# [WORK REQUIRED]
Every record must appear in your copy exactly as written, with no pictures.

╭─ GIVEN RECORDS

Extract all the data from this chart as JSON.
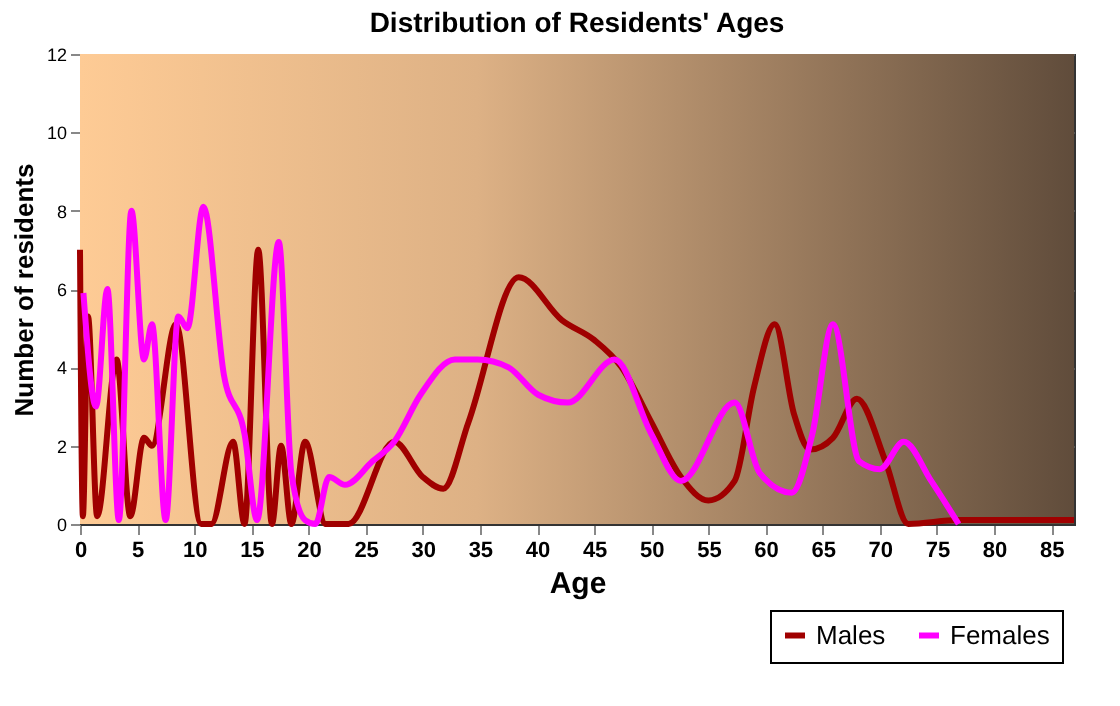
{
  "chart_data": {
    "type": "line",
    "title": "Distribution of Residents' Ages",
    "xlabel": "Age",
    "ylabel": "Number of residents",
    "xlim": [
      0,
      87
    ],
    "xticks": [
      0,
      5,
      10,
      15,
      20,
      25,
      30,
      35,
      40,
      45,
      50,
      55,
      60,
      65,
      70,
      75,
      80,
      85
    ],
    "ylim": [
      0,
      12
    ],
    "yticks": [
      0,
      2,
      4,
      6,
      8,
      10,
      12
    ],
    "grid": true,
    "legend": "bottom right",
    "line_style": "solid",
    "marker": "none",
    "series": [
      {
        "name": "Males",
        "color": "#a00000",
        "x": [
          0,
          0.25,
          0.7,
          1.5,
          3.2,
          4.4,
          5.6,
          6.3,
          8.4,
          10.6,
          11.5,
          13.4,
          14.4,
          15.6,
          16.8,
          17.6,
          18.5,
          19.7,
          21.5,
          23.5,
          27.5,
          30,
          31.8,
          34,
          38.4,
          42.2,
          45,
          47.4,
          50,
          52.6,
          55,
          57.3,
          59,
          60.8,
          62.5,
          63.9,
          65.9,
          68,
          70.5,
          72.5,
          76.9,
          87
        ],
        "values": [
          7,
          0.2,
          5.3,
          0.2,
          4.2,
          0.2,
          2.2,
          2,
          5.1,
          0,
          0,
          2.1,
          0,
          7,
          0,
          2,
          0,
          2.1,
          0,
          0,
          2.1,
          1.2,
          0.9,
          2.6,
          6.3,
          5.2,
          4.7,
          4,
          2.6,
          1.2,
          0.6,
          1.1,
          3.5,
          5.1,
          2.8,
          1.9,
          2.2,
          3.2,
          1.6,
          0,
          0.1,
          0.1
        ]
      },
      {
        "name": "Females",
        "color": "#ff00ff",
        "x": [
          0.3,
          1.4,
          2.4,
          3.4,
          4.5,
          5.6,
          6.3,
          7.5,
          8.6,
          9.4,
          10.8,
          12.6,
          14.4,
          15.5,
          17.4,
          18.5,
          19.7,
          20.6,
          21.8,
          23.2,
          25.6,
          27.5,
          29.8,
          32.8,
          34.8,
          37.5,
          40.1,
          42.7,
          46.8,
          50,
          52.6,
          57.3,
          59.5,
          62.3,
          64.1,
          65.9,
          68.2,
          70,
          72.1,
          74.5,
          76.9
        ],
        "values": [
          5.9,
          3,
          6,
          0.1,
          8,
          4.2,
          5.1,
          0.1,
          5.3,
          5,
          8.1,
          3.8,
          2.3,
          0.1,
          7.2,
          1.3,
          0.1,
          0,
          1.2,
          1,
          1.6,
          2.1,
          3.3,
          4.2,
          4.2,
          4,
          3.3,
          3.1,
          4.2,
          2.3,
          1.1,
          3.1,
          1.3,
          0.8,
          2.3,
          5.1,
          1.6,
          1.4,
          2.1,
          1.1,
          0
        ]
      }
    ]
  }
}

╰─

# [WRITTEN RESPONSE]
Extract all the data from this chart as JSON.
{
  "chart_data": {
    "type": "line",
    "title": "Distribution of Residents' Ages",
    "xlabel": "Age",
    "ylabel": "Number of residents",
    "xlim": [
      0,
      87
    ],
    "xticks": [
      0,
      5,
      10,
      15,
      20,
      25,
      30,
      35,
      40,
      45,
      50,
      55,
      60,
      65,
      70,
      75,
      80,
      85
    ],
    "ylim": [
      0,
      12
    ],
    "yticks": [
      0,
      2,
      4,
      6,
      8,
      10,
      12
    ],
    "grid": true,
    "legend": "bottom right",
    "line_style": "solid",
    "marker": "none",
    "series": [
      {
        "name": "Males",
        "color": "#a00000",
        "x": [
          0,
          0.25,
          0.7,
          1.5,
          3.2,
          4.4,
          5.6,
          6.3,
          8.4,
          10.6,
          11.5,
          13.4,
          14.4,
          15.6,
          16.8,
          17.6,
          18.5,
          19.7,
          21.5,
          23.5,
          27.5,
          30,
          31.8,
          34,
          38.4,
          42.2,
          45,
          47.4,
          50,
          52.6,
          55,
          57.3,
          59,
          60.8,
          62.5,
          63.9,
          65.9,
          68,
          70.5,
          72.5,
          76.9,
          87
        ],
        "values": [
          7,
          0.2,
          5.3,
          0.2,
          4.2,
          0.2,
          2.2,
          2,
          5.1,
          0,
          0,
          2.1,
          0,
          7,
          0,
          2,
          0,
          2.1,
          0,
          0,
          2.1,
          1.2,
          0.9,
          2.6,
          6.3,
          5.2,
          4.7,
          4,
          2.6,
          1.2,
          0.6,
          1.1,
          3.5,
          5.1,
          2.8,
          1.9,
          2.2,
          3.2,
          1.6,
          0,
          0.1,
          0.1
        ]
      },
      {
        "name": "Females",
        "color": "#ff00ff",
        "x": [
          0.3,
          1.4,
          2.4,
          3.4,
          4.5,
          5.6,
          6.3,
          7.5,
          8.6,
          9.4,
          10.8,
          12.6,
          14.4,
          15.5,
          17.4,
          18.5,
          19.7,
          20.6,
          21.8,
          23.2,
          25.6,
          27.5,
          29.8,
          32.8,
          34.8,
          37.5,
          40.1,
          42.7,
          46.8,
          50,
          52.6,
          57.3,
          59.5,
          62.3,
          64.1,
          65.9,
          68.2,
          70,
          72.1,
          74.5,
          76.9
        ],
        "values": [
          5.9,
          3,
          6,
          0.1,
          8,
          4.2,
          5.1,
          0.1,
          5.3,
          5,
          8.1,
          3.8,
          2.3,
          0.1,
          7.2,
          1.3,
          0.1,
          0,
          1.2,
          1,
          1.6,
          2.1,
          3.3,
          4.2,
          4.2,
          4,
          3.3,
          3.1,
          4.2,
          2.3,
          1.1,
          3.1,
          1.3,
          0.8,
          2.3,
          5.1,
          1.6,
          1.4,
          2.1,
          1.1,
          0
        ]
      }
    ]
  }
}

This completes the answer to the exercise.